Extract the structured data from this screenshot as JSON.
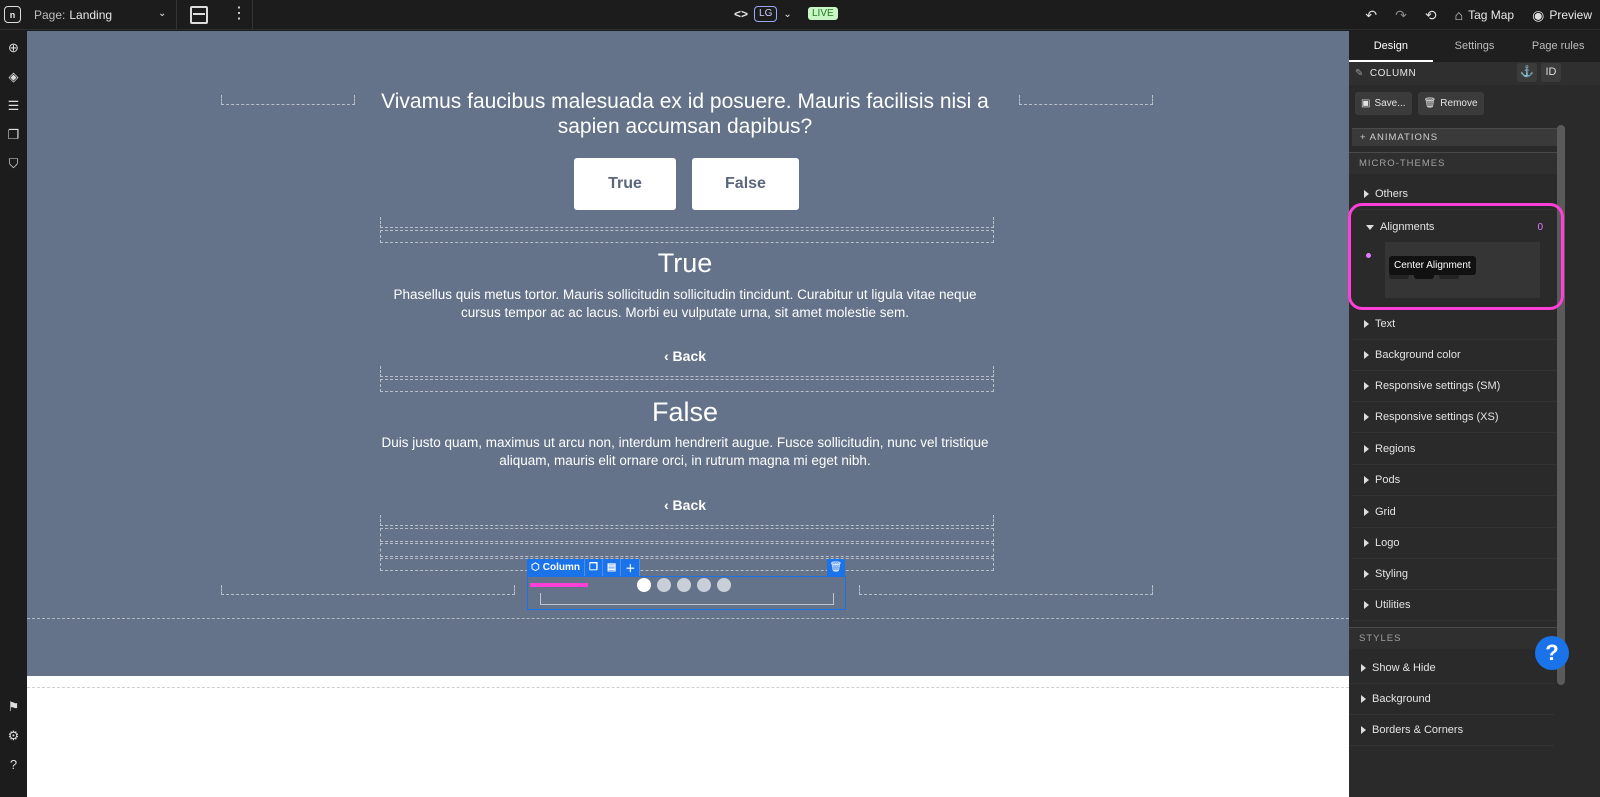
{
  "topbar": {
    "page_label": "Page:",
    "page_name": "Landing",
    "code_icon": "<>",
    "breakpoint": "LG",
    "live_badge": "LIVE",
    "tag_map": "Tag Map",
    "preview": "Preview"
  },
  "canvas": {
    "question": "Vivamus faucibus malesuada ex id posuere. Mauris facilisis nisi a sapien accumsan dapibus?",
    "true_button": "True",
    "false_button": "False",
    "result_true": {
      "title": "True",
      "body": "Phasellus quis metus tortor. Mauris sollicitudin sollicitudin tincidunt. Curabitur ut ligula vitae neque cursus tempor ac ac lacus. Morbi eu vulputate urna, sit amet molestie sem.",
      "back": "Back"
    },
    "result_false": {
      "title": "False",
      "body": "Duis justo quam, maximus ut arcu non, interdum hendrerit augue. Fusce sollicitudin, nunc vel tristique aliquam, mauris elit ornare orci, in rutrum magna mi eget nibh.",
      "back": "Back"
    },
    "column_toolbar_label": "Column",
    "carousel_dots": 5,
    "active_dot": 1
  },
  "panel": {
    "tabs": [
      "Design",
      "Settings",
      "Page rules"
    ],
    "active_tab": "Design",
    "element_type": "COLUMN",
    "id_button": "ID",
    "save_button": "Save...",
    "remove_button": "Remove",
    "animations_label": "+ ANIMATIONS",
    "micro_themes_label": "MICRO-THEMES",
    "others_label": "Others",
    "alignments_label": "Alignments",
    "alignments_count": "0",
    "tooltip": "Center Alignment",
    "micro_theme_items": [
      "Text",
      "Background color",
      "Responsive settings (SM)",
      "Responsive settings (XS)",
      "Regions",
      "Pods",
      "Grid",
      "Logo",
      "Styling",
      "Utilities"
    ],
    "styles_label": "STYLES",
    "style_items": [
      "Show & Hide",
      "Background",
      "Borders & Corners"
    ]
  },
  "colors": {
    "hero_bg": "#647389",
    "accent_blue": "#1a73e8",
    "highlight_pink": "#ff3fd6",
    "panel_bg": "#2a2a2a"
  }
}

================

PROMPT:
Which lines above hold the word "body"? Copy each of them.

COMPLETE ANSWER:
      "body": "Phasellus quis metus tortor. Mauris sollicitudin sollicitudin tincidunt. Curabitur ut ligula vitae neque cursus tempor ac ac lacus. Morbi eu vulputate urna, sit amet molestie sem.",
      "body": "Duis justo quam, maximus ut arcu non, interdum hendrerit augue. Fusce sollicitudin, nunc vel tristique aliquam, mauris elit ornare orci, in rutrum magna mi eget nibh.",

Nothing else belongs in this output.